***** Records provided *****

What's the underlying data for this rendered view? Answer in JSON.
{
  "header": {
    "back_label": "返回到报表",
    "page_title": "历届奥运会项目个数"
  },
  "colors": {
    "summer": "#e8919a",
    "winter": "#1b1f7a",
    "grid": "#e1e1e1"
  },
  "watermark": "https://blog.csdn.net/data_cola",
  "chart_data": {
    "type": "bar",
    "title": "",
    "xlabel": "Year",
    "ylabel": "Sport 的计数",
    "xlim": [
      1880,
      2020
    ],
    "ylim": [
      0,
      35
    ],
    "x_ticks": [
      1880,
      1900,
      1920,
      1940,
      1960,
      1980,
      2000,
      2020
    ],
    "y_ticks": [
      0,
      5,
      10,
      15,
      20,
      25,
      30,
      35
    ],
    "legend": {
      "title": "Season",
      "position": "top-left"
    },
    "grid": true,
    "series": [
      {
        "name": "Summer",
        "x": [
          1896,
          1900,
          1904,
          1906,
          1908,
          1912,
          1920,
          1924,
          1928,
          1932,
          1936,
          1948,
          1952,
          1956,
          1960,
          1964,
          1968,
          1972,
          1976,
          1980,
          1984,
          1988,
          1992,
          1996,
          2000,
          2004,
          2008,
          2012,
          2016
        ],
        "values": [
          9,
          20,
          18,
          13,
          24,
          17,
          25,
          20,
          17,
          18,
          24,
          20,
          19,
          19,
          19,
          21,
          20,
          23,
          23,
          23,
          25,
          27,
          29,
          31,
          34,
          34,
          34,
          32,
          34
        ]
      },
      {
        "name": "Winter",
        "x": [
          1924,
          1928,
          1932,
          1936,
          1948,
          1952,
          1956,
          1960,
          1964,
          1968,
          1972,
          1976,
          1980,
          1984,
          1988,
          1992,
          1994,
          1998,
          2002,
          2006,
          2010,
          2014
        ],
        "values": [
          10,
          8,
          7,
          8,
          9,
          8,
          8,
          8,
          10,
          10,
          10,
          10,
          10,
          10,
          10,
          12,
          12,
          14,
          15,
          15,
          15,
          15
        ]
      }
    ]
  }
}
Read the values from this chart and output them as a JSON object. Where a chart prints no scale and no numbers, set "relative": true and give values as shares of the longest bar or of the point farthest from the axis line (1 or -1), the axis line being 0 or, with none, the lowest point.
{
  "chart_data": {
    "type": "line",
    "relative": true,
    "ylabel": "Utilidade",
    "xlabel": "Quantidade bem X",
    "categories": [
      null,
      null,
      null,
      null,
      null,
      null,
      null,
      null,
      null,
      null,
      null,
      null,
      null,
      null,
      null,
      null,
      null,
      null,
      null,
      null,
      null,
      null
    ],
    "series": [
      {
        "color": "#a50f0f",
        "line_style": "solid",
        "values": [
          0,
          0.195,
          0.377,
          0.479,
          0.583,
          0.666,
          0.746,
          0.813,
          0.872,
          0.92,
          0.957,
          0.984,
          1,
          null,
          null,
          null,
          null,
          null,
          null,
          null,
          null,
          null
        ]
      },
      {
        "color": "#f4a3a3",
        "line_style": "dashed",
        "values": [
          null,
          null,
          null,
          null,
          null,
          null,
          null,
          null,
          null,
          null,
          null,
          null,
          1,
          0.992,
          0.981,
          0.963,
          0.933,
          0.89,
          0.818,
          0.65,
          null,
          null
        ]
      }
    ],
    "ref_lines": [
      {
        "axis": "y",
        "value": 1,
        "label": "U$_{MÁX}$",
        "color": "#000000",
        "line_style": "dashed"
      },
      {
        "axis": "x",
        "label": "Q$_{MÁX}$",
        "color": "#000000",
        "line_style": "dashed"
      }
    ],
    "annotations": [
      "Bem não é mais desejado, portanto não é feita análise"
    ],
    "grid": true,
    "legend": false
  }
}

*****

Challenge:
Your answer should be only a number: how many lines of the data above contain the string "true"?

Finished answer:
4